[Your objective] In the data below, find every line that has the string "Level", and copy it.

Figure record extracts:

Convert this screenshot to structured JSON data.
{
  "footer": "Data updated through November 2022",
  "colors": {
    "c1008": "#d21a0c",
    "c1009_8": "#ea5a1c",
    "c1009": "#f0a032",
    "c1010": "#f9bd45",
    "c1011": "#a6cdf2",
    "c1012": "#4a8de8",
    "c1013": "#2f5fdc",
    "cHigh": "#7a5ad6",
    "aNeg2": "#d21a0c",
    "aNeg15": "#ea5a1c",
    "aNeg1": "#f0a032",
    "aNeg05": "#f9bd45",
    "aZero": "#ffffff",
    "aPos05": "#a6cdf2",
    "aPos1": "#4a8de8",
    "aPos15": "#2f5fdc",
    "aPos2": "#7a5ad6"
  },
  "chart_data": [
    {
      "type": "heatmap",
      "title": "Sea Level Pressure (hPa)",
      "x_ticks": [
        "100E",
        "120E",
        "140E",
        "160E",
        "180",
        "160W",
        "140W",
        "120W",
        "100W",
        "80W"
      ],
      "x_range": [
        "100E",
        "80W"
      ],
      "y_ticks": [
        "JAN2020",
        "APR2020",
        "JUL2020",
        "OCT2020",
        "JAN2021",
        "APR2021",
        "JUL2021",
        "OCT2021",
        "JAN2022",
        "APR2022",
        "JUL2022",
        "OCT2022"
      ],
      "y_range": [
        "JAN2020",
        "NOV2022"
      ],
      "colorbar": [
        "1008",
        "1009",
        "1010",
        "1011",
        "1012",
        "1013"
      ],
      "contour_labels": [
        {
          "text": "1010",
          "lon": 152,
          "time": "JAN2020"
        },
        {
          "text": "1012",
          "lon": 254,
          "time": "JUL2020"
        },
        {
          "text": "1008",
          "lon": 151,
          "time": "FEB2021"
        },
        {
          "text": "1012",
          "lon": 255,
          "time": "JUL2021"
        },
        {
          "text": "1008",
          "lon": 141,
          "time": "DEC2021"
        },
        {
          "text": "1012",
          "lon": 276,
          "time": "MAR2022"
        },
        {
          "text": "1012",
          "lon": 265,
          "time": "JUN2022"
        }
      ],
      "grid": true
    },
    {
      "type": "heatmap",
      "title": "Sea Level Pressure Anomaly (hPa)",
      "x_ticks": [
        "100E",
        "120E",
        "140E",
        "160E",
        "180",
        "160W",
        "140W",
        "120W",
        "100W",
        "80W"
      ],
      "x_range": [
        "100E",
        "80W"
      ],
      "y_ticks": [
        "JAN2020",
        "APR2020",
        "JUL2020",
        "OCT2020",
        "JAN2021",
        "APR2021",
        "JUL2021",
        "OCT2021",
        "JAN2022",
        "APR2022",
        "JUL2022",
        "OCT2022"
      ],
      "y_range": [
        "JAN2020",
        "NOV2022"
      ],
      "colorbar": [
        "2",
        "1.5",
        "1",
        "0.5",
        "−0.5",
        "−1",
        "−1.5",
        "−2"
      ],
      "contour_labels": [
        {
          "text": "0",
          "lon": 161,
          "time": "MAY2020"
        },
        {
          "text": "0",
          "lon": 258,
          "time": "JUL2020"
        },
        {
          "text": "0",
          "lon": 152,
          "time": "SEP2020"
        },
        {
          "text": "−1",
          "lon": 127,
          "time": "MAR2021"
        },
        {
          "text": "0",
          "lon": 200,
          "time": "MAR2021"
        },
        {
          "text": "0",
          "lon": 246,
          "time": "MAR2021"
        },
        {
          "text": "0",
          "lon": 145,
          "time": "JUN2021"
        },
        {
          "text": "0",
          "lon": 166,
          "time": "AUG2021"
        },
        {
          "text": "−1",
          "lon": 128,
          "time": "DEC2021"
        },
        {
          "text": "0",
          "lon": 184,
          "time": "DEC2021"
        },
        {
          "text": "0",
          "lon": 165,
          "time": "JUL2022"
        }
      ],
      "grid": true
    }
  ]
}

[Written response]
      "title": "Sea Level Pressure (hPa)",
      "title": "Sea Level Pressure Anomaly (hPa)",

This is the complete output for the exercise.